[Structured figure records]
____
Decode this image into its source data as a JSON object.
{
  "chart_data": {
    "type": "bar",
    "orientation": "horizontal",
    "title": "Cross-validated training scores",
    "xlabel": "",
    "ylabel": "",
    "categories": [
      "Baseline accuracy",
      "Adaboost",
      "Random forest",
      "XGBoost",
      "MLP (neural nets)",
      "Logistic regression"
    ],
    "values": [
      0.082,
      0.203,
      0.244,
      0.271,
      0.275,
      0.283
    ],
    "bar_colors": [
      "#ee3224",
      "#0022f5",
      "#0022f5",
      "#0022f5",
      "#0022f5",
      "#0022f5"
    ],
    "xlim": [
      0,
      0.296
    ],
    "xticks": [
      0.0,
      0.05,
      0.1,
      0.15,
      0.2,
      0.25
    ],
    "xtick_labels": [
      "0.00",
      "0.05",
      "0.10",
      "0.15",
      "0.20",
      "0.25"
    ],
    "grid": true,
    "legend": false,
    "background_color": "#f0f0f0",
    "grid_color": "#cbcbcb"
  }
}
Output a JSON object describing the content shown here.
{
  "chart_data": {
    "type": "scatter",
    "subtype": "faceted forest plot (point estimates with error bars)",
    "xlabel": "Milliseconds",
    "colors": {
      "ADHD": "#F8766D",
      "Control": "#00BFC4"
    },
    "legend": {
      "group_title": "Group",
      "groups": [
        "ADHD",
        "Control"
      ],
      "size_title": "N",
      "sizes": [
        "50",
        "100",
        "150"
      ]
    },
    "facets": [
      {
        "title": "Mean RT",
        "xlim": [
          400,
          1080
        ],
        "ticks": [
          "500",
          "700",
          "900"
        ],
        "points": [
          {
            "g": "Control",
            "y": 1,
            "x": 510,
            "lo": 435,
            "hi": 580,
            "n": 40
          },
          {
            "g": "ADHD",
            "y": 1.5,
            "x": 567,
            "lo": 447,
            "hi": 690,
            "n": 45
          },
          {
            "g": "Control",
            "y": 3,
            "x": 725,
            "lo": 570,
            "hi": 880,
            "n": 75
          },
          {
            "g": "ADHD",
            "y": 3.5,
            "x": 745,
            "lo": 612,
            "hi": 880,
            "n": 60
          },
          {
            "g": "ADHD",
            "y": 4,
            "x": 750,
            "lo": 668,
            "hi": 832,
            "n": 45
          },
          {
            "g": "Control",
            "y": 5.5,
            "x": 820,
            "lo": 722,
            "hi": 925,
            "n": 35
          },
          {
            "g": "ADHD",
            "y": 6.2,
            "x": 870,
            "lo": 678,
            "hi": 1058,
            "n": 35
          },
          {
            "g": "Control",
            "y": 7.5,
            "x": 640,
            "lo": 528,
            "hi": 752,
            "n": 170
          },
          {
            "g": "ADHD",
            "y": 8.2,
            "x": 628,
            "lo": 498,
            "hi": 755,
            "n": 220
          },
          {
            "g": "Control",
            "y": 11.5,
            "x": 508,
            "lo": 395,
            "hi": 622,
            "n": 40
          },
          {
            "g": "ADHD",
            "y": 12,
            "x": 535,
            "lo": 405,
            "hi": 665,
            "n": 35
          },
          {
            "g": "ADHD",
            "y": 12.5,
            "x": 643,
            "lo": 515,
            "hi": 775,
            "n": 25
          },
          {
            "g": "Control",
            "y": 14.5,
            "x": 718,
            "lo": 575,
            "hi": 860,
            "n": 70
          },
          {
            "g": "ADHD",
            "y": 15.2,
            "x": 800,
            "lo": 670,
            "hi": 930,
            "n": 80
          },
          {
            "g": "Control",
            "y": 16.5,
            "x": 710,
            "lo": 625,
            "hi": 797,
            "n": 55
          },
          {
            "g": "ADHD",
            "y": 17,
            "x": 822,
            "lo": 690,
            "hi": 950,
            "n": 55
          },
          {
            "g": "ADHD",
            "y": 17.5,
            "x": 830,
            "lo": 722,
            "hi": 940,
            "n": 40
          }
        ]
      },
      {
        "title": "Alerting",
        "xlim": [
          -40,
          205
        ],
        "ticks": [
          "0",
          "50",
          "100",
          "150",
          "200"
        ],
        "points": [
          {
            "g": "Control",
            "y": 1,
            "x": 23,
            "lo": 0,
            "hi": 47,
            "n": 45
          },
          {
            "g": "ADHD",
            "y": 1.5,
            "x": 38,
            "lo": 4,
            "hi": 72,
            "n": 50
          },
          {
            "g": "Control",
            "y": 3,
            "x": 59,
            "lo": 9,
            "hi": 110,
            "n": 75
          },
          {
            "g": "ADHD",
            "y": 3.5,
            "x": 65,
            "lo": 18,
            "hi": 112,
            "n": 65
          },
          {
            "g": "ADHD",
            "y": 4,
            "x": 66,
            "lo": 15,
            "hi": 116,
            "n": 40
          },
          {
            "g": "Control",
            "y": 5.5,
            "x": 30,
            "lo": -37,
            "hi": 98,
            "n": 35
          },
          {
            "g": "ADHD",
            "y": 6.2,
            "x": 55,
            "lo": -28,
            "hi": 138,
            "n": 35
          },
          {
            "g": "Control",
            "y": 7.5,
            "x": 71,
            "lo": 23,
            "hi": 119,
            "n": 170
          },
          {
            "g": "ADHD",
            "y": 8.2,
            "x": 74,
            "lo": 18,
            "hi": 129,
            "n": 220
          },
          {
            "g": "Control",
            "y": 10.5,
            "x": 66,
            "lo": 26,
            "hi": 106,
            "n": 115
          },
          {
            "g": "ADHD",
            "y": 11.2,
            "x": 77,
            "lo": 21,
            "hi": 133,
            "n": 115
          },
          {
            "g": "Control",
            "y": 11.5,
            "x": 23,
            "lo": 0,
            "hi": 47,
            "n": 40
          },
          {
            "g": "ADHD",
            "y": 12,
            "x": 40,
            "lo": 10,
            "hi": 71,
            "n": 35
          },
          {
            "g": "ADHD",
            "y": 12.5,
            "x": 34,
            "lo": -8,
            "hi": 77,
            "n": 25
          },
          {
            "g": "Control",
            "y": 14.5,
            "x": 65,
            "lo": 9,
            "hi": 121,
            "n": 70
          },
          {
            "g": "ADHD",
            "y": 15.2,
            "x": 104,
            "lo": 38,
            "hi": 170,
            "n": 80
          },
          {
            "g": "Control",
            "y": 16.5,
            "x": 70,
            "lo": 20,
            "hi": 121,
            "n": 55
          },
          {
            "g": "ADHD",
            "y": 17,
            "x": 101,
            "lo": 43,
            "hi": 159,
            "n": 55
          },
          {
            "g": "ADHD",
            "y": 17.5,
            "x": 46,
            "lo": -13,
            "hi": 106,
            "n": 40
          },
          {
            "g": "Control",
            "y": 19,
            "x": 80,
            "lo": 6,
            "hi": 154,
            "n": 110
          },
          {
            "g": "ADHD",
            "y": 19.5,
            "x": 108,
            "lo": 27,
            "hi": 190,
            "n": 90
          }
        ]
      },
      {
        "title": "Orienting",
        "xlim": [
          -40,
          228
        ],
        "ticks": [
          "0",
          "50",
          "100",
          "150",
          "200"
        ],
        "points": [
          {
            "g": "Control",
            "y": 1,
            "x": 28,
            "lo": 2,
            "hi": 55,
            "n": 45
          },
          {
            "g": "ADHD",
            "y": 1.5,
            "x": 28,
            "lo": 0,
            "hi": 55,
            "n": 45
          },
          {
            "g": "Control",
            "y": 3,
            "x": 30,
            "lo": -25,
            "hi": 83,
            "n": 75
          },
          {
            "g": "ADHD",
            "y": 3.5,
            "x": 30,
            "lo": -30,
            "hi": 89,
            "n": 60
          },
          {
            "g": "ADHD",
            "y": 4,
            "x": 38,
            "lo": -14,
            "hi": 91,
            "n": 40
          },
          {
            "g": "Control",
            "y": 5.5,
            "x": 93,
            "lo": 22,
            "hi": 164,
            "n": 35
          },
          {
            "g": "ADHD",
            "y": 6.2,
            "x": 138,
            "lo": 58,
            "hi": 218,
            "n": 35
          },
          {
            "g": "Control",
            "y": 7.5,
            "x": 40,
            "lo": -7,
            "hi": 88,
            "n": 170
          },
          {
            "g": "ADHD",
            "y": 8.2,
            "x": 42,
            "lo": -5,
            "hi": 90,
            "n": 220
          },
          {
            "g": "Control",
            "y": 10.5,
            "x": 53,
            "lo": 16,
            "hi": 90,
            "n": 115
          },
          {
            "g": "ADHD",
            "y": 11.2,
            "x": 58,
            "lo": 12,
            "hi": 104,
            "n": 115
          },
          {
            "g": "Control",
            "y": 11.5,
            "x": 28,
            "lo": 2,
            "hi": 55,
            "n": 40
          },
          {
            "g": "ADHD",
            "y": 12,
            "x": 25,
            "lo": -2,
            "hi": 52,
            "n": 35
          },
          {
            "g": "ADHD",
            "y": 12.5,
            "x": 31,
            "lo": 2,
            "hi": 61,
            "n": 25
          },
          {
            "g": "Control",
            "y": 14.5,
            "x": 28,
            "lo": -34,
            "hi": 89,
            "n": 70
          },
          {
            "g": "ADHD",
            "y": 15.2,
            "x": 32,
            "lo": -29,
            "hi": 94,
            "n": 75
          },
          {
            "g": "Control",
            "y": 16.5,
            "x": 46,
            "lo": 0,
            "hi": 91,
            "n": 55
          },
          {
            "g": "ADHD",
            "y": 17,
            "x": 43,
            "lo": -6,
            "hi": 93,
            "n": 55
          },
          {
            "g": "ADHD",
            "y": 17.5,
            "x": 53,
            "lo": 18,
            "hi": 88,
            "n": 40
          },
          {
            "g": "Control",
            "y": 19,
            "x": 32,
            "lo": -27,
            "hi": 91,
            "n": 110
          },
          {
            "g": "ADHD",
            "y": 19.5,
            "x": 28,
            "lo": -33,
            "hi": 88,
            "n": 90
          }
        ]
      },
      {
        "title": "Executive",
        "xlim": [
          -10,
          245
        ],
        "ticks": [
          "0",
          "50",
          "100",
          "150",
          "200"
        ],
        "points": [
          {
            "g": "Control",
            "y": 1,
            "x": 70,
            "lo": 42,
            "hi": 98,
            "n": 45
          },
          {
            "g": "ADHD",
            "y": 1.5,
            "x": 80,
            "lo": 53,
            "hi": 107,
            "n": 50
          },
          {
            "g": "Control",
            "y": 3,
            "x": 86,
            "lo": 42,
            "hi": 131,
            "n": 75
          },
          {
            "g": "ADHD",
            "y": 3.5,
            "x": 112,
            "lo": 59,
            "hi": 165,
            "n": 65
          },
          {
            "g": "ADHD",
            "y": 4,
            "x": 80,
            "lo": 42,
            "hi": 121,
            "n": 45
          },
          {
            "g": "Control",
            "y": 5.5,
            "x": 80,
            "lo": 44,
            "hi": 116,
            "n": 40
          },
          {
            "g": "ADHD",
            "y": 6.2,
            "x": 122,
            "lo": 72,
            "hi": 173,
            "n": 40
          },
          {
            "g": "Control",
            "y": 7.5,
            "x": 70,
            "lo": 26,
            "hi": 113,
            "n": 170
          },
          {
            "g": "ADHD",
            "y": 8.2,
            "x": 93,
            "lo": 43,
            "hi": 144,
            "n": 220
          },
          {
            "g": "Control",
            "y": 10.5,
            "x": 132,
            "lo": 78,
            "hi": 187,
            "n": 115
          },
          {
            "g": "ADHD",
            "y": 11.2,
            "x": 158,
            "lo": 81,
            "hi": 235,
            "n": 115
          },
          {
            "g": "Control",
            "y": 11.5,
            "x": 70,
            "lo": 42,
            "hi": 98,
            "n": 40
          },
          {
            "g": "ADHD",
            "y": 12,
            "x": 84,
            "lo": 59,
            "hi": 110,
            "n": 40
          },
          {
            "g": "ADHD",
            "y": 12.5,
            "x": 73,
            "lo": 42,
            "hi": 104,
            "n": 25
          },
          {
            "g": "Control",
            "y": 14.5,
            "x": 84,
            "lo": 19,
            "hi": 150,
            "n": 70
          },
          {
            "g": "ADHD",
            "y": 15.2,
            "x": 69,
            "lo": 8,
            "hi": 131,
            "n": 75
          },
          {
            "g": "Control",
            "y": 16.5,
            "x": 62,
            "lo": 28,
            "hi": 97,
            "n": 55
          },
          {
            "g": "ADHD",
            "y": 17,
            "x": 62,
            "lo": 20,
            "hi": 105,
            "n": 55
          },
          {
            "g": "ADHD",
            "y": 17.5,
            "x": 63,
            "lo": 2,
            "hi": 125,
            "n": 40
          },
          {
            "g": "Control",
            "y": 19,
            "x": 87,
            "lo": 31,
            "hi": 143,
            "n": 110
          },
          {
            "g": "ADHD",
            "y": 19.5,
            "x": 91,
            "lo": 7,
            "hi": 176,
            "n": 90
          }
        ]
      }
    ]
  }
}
____
- Exercise brief -
Whenever "object" turns up in a line, pick that line out.

- Response below -
Decode this image into its source data as a JSON object.
Output a JSON object describing the content shown here.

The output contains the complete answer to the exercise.